* Your goal
Give all the lines below again, exactly, with no pictures.

* Provided information

━━━━━━━━

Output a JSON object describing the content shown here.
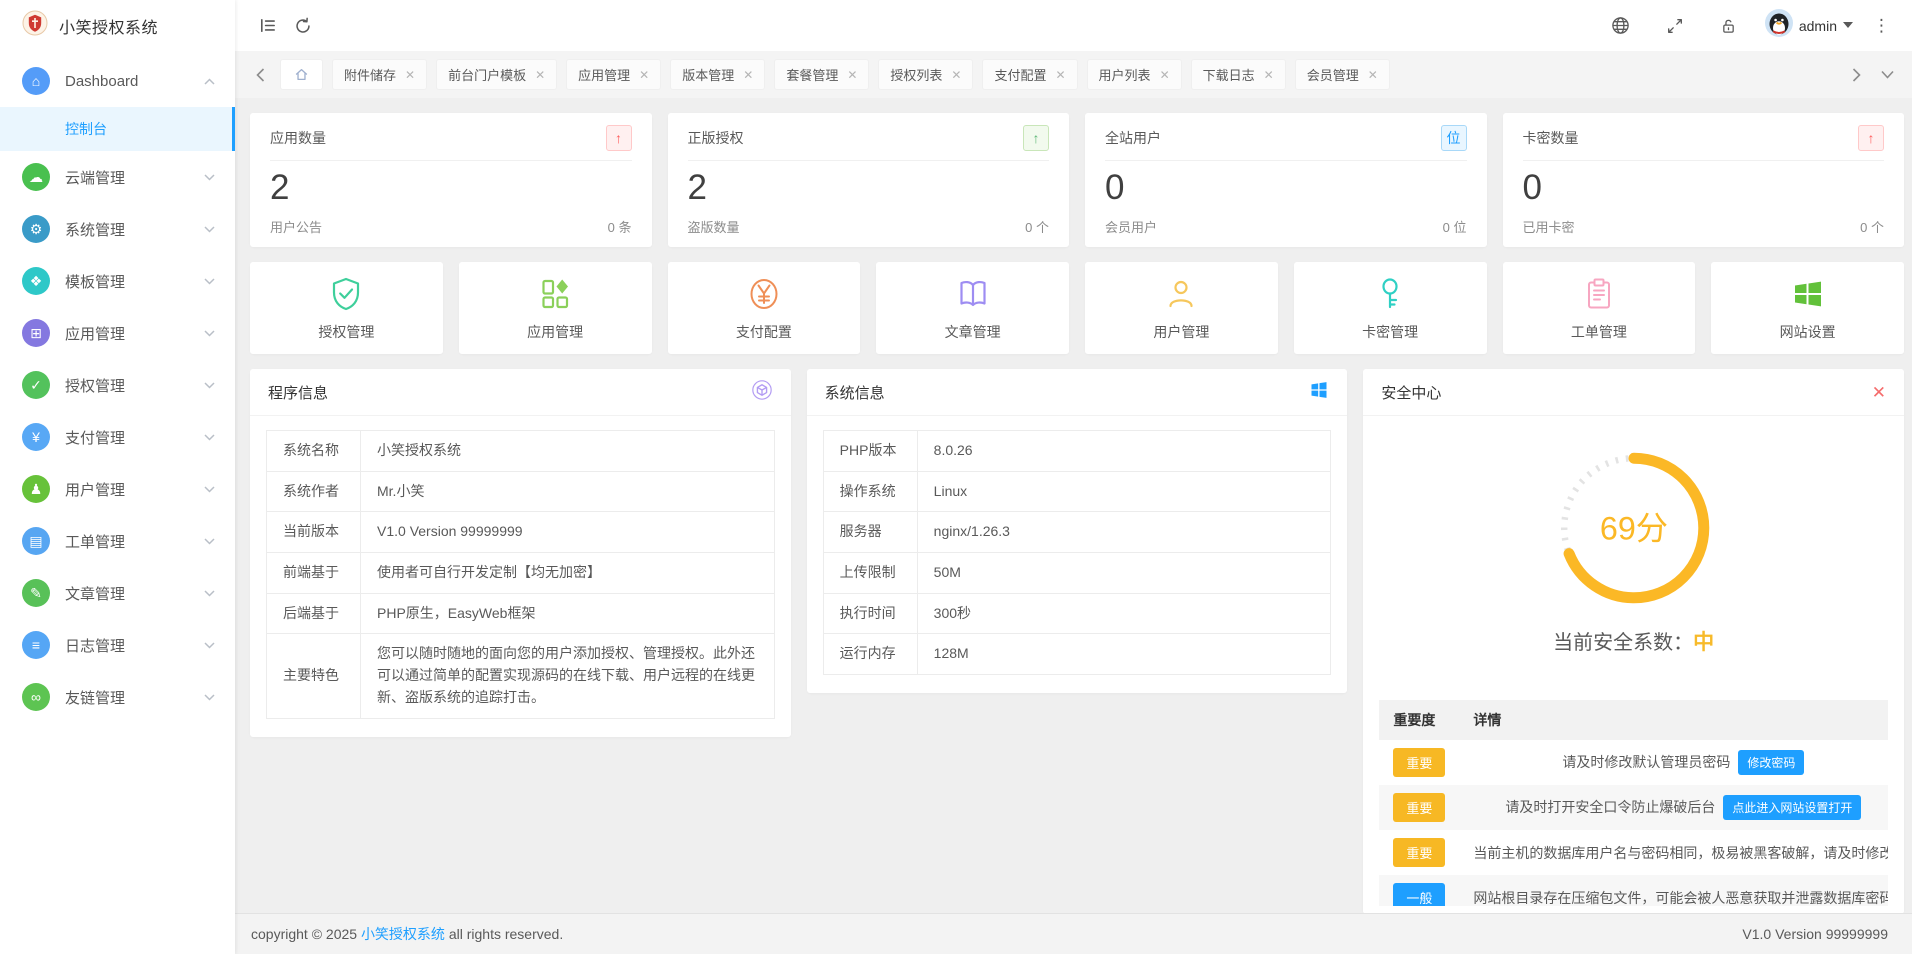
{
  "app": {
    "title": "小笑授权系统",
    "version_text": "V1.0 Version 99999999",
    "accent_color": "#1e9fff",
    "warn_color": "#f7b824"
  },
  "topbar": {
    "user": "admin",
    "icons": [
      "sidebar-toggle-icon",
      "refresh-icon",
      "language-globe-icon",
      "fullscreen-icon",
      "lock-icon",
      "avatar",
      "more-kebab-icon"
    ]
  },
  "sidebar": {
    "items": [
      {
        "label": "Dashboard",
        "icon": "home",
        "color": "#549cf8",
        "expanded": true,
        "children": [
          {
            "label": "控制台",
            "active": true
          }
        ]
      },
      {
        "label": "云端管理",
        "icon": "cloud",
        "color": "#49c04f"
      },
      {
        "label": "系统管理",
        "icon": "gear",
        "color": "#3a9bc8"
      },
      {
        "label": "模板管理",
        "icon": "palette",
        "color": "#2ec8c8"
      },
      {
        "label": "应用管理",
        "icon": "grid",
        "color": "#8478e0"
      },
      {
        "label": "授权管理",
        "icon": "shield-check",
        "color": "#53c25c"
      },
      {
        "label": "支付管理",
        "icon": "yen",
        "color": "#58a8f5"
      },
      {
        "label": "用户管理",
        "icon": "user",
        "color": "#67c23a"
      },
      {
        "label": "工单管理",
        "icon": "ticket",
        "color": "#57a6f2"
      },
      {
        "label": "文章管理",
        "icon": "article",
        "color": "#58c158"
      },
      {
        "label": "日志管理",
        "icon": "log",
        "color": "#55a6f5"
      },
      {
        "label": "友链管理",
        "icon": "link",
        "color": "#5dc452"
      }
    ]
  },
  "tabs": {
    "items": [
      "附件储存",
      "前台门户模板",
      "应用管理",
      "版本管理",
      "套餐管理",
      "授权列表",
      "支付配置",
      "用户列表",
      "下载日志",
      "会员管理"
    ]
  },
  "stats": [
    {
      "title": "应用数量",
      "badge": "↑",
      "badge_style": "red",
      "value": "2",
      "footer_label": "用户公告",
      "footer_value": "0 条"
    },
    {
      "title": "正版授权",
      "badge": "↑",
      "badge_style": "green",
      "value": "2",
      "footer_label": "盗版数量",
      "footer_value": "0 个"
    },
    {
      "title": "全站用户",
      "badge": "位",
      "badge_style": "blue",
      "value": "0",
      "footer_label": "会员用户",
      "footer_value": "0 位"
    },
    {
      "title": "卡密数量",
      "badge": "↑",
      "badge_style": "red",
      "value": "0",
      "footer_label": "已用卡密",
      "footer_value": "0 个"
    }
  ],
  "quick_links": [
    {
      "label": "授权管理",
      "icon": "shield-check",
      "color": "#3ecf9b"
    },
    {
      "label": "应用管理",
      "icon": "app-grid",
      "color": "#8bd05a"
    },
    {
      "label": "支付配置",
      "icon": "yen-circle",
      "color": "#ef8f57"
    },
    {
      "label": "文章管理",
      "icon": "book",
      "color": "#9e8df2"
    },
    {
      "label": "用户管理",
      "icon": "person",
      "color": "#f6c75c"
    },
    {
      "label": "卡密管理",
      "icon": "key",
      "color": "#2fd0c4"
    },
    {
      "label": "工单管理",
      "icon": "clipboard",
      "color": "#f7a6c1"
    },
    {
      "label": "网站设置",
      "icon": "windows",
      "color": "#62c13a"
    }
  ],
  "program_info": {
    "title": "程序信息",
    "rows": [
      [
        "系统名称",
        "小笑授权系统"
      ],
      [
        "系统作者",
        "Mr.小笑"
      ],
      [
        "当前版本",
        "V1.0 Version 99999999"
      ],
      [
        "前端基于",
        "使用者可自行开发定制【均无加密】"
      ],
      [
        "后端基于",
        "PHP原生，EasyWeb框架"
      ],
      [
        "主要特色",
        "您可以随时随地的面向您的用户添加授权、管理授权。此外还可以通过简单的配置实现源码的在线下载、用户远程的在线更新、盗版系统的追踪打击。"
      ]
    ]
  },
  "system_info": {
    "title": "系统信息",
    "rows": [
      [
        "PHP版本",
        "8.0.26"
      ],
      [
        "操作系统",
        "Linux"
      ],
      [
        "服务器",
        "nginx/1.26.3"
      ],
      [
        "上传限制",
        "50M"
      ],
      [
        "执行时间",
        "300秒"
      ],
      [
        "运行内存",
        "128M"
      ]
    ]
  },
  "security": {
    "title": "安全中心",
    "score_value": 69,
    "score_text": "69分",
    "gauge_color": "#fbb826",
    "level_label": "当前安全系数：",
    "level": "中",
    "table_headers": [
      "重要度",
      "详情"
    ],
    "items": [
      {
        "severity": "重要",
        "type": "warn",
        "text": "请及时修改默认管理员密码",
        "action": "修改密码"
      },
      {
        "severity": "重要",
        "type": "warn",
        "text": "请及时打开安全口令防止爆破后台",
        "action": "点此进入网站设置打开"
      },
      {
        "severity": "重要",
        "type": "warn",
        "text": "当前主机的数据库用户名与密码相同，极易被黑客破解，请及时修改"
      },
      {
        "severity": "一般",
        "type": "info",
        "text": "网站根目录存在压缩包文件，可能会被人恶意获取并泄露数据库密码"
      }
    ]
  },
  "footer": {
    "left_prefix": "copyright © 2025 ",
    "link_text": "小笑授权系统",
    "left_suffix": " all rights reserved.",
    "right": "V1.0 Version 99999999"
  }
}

━━━━━━━━

* Task result
Output a JSON object describing the content shown here.
{
  "app": {
    "title": "小笑授权系统",
    "version_text": "V1.0 Version 99999999",
    "accent_color": "#1e9fff",
    "warn_color": "#f7b824"
  },
  "topbar": {
    "user": "admin",
    "icons": [
      "sidebar-toggle-icon",
      "refresh-icon",
      "language-globe-icon",
      "fullscreen-icon",
      "lock-icon",
      "avatar",
      "more-kebab-icon"
    ]
  },
  "sidebar": {
    "items": [
      {
        "label": "Dashboard",
        "icon": "home",
        "color": "#549cf8",
        "expanded": true,
        "children": [
          {
            "label": "控制台",
            "active": true
          }
        ]
      },
      {
        "label": "云端管理",
        "icon": "cloud",
        "color": "#49c04f"
      },
      {
        "label": "系统管理",
        "icon": "gear",
        "color": "#3a9bc8"
      },
      {
        "label": "模板管理",
        "icon": "palette",
        "color": "#2ec8c8"
      },
      {
        "label": "应用管理",
        "icon": "grid",
        "color": "#8478e0"
      },
      {
        "label": "授权管理",
        "icon": "shield-check",
        "color": "#53c25c"
      },
      {
        "label": "支付管理",
        "icon": "yen",
        "color": "#58a8f5"
      },
      {
        "label": "用户管理",
        "icon": "user",
        "color": "#67c23a"
      },
      {
        "label": "工单管理",
        "icon": "ticket",
        "color": "#57a6f2"
      },
      {
        "label": "文章管理",
        "icon": "article",
        "color": "#58c158"
      },
      {
        "label": "日志管理",
        "icon": "log",
        "color": "#55a6f5"
      },
      {
        "label": "友链管理",
        "icon": "link",
        "color": "#5dc452"
      }
    ]
  },
  "tabs": {
    "items": [
      "附件储存",
      "前台门户模板",
      "应用管理",
      "版本管理",
      "套餐管理",
      "授权列表",
      "支付配置",
      "用户列表",
      "下载日志",
      "会员管理"
    ]
  },
  "stats": [
    {
      "title": "应用数量",
      "badge": "↑",
      "badge_style": "red",
      "value": "2",
      "footer_label": "用户公告",
      "footer_value": "0 条"
    },
    {
      "title": "正版授权",
      "badge": "↑",
      "badge_style": "green",
      "value": "2",
      "footer_label": "盗版数量",
      "footer_value": "0 个"
    },
    {
      "title": "全站用户",
      "badge": "位",
      "badge_style": "blue",
      "value": "0",
      "footer_label": "会员用户",
      "footer_value": "0 位"
    },
    {
      "title": "卡密数量",
      "badge": "↑",
      "badge_style": "red",
      "value": "0",
      "footer_label": "已用卡密",
      "footer_value": "0 个"
    }
  ],
  "quick_links": [
    {
      "label": "授权管理",
      "icon": "shield-check",
      "color": "#3ecf9b"
    },
    {
      "label": "应用管理",
      "icon": "app-grid",
      "color": "#8bd05a"
    },
    {
      "label": "支付配置",
      "icon": "yen-circle",
      "color": "#ef8f57"
    },
    {
      "label": "文章管理",
      "icon": "book",
      "color": "#9e8df2"
    },
    {
      "label": "用户管理",
      "icon": "person",
      "color": "#f6c75c"
    },
    {
      "label": "卡密管理",
      "icon": "key",
      "color": "#2fd0c4"
    },
    {
      "label": "工单管理",
      "icon": "clipboard",
      "color": "#f7a6c1"
    },
    {
      "label": "网站设置",
      "icon": "windows",
      "color": "#62c13a"
    }
  ],
  "program_info": {
    "title": "程序信息",
    "rows": [
      [
        "系统名称",
        "小笑授权系统"
      ],
      [
        "系统作者",
        "Mr.小笑"
      ],
      [
        "当前版本",
        "V1.0 Version 99999999"
      ],
      [
        "前端基于",
        "使用者可自行开发定制【均无加密】"
      ],
      [
        "后端基于",
        "PHP原生，EasyWeb框架"
      ],
      [
        "主要特色",
        "您可以随时随地的面向您的用户添加授权、管理授权。此外还可以通过简单的配置实现源码的在线下载、用户远程的在线更新、盗版系统的追踪打击。"
      ]
    ]
  },
  "system_info": {
    "title": "系统信息",
    "rows": [
      [
        "PHP版本",
        "8.0.26"
      ],
      [
        "操作系统",
        "Linux"
      ],
      [
        "服务器",
        "nginx/1.26.3"
      ],
      [
        "上传限制",
        "50M"
      ],
      [
        "执行时间",
        "300秒"
      ],
      [
        "运行内存",
        "128M"
      ]
    ]
  },
  "security": {
    "title": "安全中心",
    "score_value": 69,
    "score_text": "69分",
    "gauge_color": "#fbb826",
    "level_label": "当前安全系数：",
    "level": "中",
    "table_headers": [
      "重要度",
      "详情"
    ],
    "items": [
      {
        "severity": "重要",
        "type": "warn",
        "text": "请及时修改默认管理员密码",
        "action": "修改密码"
      },
      {
        "severity": "重要",
        "type": "warn",
        "text": "请及时打开安全口令防止爆破后台",
        "action": "点此进入网站设置打开"
      },
      {
        "severity": "重要",
        "type": "warn",
        "text": "当前主机的数据库用户名与密码相同，极易被黑客破解，请及时修改"
      },
      {
        "severity": "一般",
        "type": "info",
        "text": "网站根目录存在压缩包文件，可能会被人恶意获取并泄露数据库密码"
      }
    ]
  },
  "footer": {
    "left_prefix": "copyright © 2025 ",
    "link_text": "小笑授权系统",
    "left_suffix": " all rights reserved.",
    "right": "V1.0 Version 99999999"
  }
}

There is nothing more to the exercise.